- **Data shown**
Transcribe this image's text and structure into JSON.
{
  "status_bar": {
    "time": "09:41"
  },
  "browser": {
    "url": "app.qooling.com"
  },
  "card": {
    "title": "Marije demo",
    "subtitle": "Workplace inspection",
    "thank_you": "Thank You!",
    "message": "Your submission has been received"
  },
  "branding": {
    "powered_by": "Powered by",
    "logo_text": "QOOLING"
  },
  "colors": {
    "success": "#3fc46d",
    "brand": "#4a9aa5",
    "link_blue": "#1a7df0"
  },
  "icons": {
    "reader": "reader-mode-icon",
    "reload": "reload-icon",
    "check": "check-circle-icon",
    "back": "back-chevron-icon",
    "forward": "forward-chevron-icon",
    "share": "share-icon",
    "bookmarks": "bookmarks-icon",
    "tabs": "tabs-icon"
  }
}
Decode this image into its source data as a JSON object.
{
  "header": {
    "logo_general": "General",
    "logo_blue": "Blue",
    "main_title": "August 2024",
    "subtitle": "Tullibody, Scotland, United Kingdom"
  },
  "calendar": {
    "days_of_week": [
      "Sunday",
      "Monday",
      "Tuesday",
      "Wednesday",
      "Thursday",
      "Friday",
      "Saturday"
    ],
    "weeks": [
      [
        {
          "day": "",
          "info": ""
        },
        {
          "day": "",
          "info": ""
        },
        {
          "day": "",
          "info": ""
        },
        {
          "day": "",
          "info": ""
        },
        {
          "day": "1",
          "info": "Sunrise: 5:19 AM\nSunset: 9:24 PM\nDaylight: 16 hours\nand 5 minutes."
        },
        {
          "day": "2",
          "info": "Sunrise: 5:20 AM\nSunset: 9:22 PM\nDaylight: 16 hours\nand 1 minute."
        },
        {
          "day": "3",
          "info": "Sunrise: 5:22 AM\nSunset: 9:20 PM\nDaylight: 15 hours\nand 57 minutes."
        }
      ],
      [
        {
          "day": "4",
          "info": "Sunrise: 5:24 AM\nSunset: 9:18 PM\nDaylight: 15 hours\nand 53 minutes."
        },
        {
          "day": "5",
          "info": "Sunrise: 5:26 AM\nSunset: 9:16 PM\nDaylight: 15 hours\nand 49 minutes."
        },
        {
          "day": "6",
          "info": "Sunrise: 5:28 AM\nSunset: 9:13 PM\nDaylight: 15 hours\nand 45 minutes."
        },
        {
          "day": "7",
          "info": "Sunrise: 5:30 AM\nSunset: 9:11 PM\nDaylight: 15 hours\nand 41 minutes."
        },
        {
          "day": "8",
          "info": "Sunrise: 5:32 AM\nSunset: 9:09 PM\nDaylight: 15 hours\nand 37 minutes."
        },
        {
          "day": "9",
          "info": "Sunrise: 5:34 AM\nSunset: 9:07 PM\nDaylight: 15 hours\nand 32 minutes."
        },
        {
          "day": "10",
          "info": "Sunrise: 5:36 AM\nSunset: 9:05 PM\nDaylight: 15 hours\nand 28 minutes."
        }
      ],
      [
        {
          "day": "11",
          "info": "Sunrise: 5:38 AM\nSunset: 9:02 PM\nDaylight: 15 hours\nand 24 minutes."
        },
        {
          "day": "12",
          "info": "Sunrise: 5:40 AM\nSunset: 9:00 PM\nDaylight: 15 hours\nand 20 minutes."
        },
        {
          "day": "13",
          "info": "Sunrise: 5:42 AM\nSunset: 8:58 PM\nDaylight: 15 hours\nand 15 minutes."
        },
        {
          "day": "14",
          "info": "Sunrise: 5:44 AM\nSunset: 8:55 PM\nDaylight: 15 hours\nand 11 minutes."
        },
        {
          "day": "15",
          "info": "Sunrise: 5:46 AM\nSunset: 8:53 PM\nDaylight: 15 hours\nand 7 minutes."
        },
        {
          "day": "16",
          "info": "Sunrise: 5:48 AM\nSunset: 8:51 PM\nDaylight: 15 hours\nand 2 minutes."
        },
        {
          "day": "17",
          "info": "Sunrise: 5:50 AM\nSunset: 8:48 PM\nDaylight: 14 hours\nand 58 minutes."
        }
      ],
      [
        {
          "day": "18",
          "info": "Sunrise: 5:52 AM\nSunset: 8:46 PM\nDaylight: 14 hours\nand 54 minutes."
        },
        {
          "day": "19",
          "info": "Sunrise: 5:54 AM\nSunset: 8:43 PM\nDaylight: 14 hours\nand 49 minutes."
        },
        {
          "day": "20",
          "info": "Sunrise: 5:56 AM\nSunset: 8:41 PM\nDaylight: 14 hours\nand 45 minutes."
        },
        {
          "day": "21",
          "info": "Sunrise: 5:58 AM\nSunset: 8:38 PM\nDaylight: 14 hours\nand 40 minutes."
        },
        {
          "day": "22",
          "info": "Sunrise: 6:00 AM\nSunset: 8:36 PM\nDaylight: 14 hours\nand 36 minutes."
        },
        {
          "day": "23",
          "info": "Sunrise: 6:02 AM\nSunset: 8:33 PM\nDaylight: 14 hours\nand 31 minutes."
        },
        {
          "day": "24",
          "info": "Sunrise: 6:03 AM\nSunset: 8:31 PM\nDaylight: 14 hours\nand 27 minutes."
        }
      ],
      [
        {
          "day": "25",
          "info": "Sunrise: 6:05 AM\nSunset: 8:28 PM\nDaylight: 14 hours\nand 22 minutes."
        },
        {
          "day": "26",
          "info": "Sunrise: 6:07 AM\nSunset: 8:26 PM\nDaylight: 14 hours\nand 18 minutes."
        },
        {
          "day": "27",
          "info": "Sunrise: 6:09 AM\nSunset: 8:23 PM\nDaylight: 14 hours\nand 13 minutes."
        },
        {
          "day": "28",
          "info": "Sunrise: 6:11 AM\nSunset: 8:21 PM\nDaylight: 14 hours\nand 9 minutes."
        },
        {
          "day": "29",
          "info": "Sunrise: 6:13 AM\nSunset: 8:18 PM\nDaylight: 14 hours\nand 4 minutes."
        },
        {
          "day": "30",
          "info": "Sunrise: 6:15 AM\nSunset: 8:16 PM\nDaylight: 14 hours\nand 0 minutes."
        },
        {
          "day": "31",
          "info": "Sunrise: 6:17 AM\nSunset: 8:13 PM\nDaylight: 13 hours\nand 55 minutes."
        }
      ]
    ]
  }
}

- **Set problem**
Quote the material exactly, leaving nothing out.

- **Finished exercise**
Transcribe this image's text and structure into JSON.
{
  "status_bar": {
    "time": "09:41"
  },
  "browser": {
    "url": "app.qooling.com"
  },
  "card": {
    "title": "Marije demo",
    "subtitle": "Workplace inspection",
    "thank_you": "Thank You!",
    "message": "Your submission has been received"
  },
  "branding": {
    "powered_by": "Powered by",
    "logo_text": "QOOLING"
  },
  "colors": {
    "success": "#3fc46d",
    "brand": "#4a9aa5",
    "link_blue": "#1a7df0"
  },
  "icons": {
    "reader": "reader-mode-icon",
    "reload": "reload-icon",
    "check": "check-circle-icon",
    "back": "back-chevron-icon",
    "forward": "forward-chevron-icon",
    "share": "share-icon",
    "bookmarks": "bookmarks-icon",
    "tabs": "tabs-icon"
  }
}
Decode this image into its source data as a JSON object.
{
  "header": {
    "logo_general": "General",
    "logo_blue": "Blue",
    "main_title": "August 2024",
    "subtitle": "Tullibody, Scotland, United Kingdom"
  },
  "calendar": {
    "days_of_week": [
      "Sunday",
      "Monday",
      "Tuesday",
      "Wednesday",
      "Thursday",
      "Friday",
      "Saturday"
    ],
    "weeks": [
      [
        {
          "day": "",
          "info": ""
        },
        {
          "day": "",
          "info": ""
        },
        {
          "day": "",
          "info": ""
        },
        {
          "day": "",
          "info": ""
        },
        {
          "day": "1",
          "info": "Sunrise: 5:19 AM\nSunset: 9:24 PM\nDaylight: 16 hours\nand 5 minutes."
        },
        {
          "day": "2",
          "info": "Sunrise: 5:20 AM\nSunset: 9:22 PM\nDaylight: 16 hours\nand 1 minute."
        },
        {
          "day": "3",
          "info": "Sunrise: 5:22 AM\nSunset: 9:20 PM\nDaylight: 15 hours\nand 57 minutes."
        }
      ],
      [
        {
          "day": "4",
          "info": "Sunrise: 5:24 AM\nSunset: 9:18 PM\nDaylight: 15 hours\nand 53 minutes."
        },
        {
          "day": "5",
          "info": "Sunrise: 5:26 AM\nSunset: 9:16 PM\nDaylight: 15 hours\nand 49 minutes."
        },
        {
          "day": "6",
          "info": "Sunrise: 5:28 AM\nSunset: 9:13 PM\nDaylight: 15 hours\nand 45 minutes."
        },
        {
          "day": "7",
          "info": "Sunrise: 5:30 AM\nSunset: 9:11 PM\nDaylight: 15 hours\nand 41 minutes."
        },
        {
          "day": "8",
          "info": "Sunrise: 5:32 AM\nSunset: 9:09 PM\nDaylight: 15 hours\nand 37 minutes."
        },
        {
          "day": "9",
          "info": "Sunrise: 5:34 AM\nSunset: 9:07 PM\nDaylight: 15 hours\nand 32 minutes."
        },
        {
          "day": "10",
          "info": "Sunrise: 5:36 AM\nSunset: 9:05 PM\nDaylight: 15 hours\nand 28 minutes."
        }
      ],
      [
        {
          "day": "11",
          "info": "Sunrise: 5:38 AM\nSunset: 9:02 PM\nDaylight: 15 hours\nand 24 minutes."
        },
        {
          "day": "12",
          "info": "Sunrise: 5:40 AM\nSunset: 9:00 PM\nDaylight: 15 hours\nand 20 minutes."
        },
        {
          "day": "13",
          "info": "Sunrise: 5:42 AM\nSunset: 8:58 PM\nDaylight: 15 hours\nand 15 minutes."
        },
        {
          "day": "14",
          "info": "Sunrise: 5:44 AM\nSunset: 8:55 PM\nDaylight: 15 hours\nand 11 minutes."
        },
        {
          "day": "15",
          "info": "Sunrise: 5:46 AM\nSunset: 8:53 PM\nDaylight: 15 hours\nand 7 minutes."
        },
        {
          "day": "16",
          "info": "Sunrise: 5:48 AM\nSunset: 8:51 PM\nDaylight: 15 hours\nand 2 minutes."
        },
        {
          "day": "17",
          "info": "Sunrise: 5:50 AM\nSunset: 8:48 PM\nDaylight: 14 hours\nand 58 minutes."
        }
      ],
      [
        {
          "day": "18",
          "info": "Sunrise: 5:52 AM\nSunset: 8:46 PM\nDaylight: 14 hours\nand 54 minutes."
        },
        {
          "day": "19",
          "info": "Sunrise: 5:54 AM\nSunset: 8:43 PM\nDaylight: 14 hours\nand 49 minutes."
        },
        {
          "day": "20",
          "info": "Sunrise: 5:56 AM\nSunset: 8:41 PM\nDaylight: 14 hours\nand 45 minutes."
        },
        {
          "day": "21",
          "info": "Sunrise: 5:58 AM\nSunset: 8:38 PM\nDaylight: 14 hours\nand 40 minutes."
        },
        {
          "day": "22",
          "info": "Sunrise: 6:00 AM\nSunset: 8:36 PM\nDaylight: 14 hours\nand 36 minutes."
        },
        {
          "day": "23",
          "info": "Sunrise: 6:02 AM\nSunset: 8:33 PM\nDaylight: 14 hours\nand 31 minutes."
        },
        {
          "day": "24",
          "info": "Sunrise: 6:03 AM\nSunset: 8:31 PM\nDaylight: 14 hours\nand 27 minutes."
        }
      ],
      [
        {
          "day": "25",
          "info": "Sunrise: 6:05 AM\nSunset: 8:28 PM\nDaylight: 14 hours\nand 22 minutes."
        },
        {
          "day": "26",
          "info": "Sunrise: 6:07 AM\nSunset: 8:26 PM\nDaylight: 14 hours\nand 18 minutes."
        },
        {
          "day": "27",
          "info": "Sunrise: 6:09 AM\nSunset: 8:23 PM\nDaylight: 14 hours\nand 13 minutes."
        },
        {
          "day": "28",
          "info": "Sunrise: 6:11 AM\nSunset: 8:21 PM\nDaylight: 14 hours\nand 9 minutes."
        },
        {
          "day": "29",
          "info": "Sunrise: 6:13 AM\nSunset: 8:18 PM\nDaylight: 14 hours\nand 4 minutes."
        },
        {
          "day": "30",
          "info": "Sunrise: 6:15 AM\nSunset: 8:16 PM\nDaylight: 14 hours\nand 0 minutes."
        },
        {
          "day": "31",
          "info": "Sunrise: 6:17 AM\nSunset: 8:13 PM\nDaylight: 13 hours\nand 55 minutes."
        }
      ]
    ]
  }
}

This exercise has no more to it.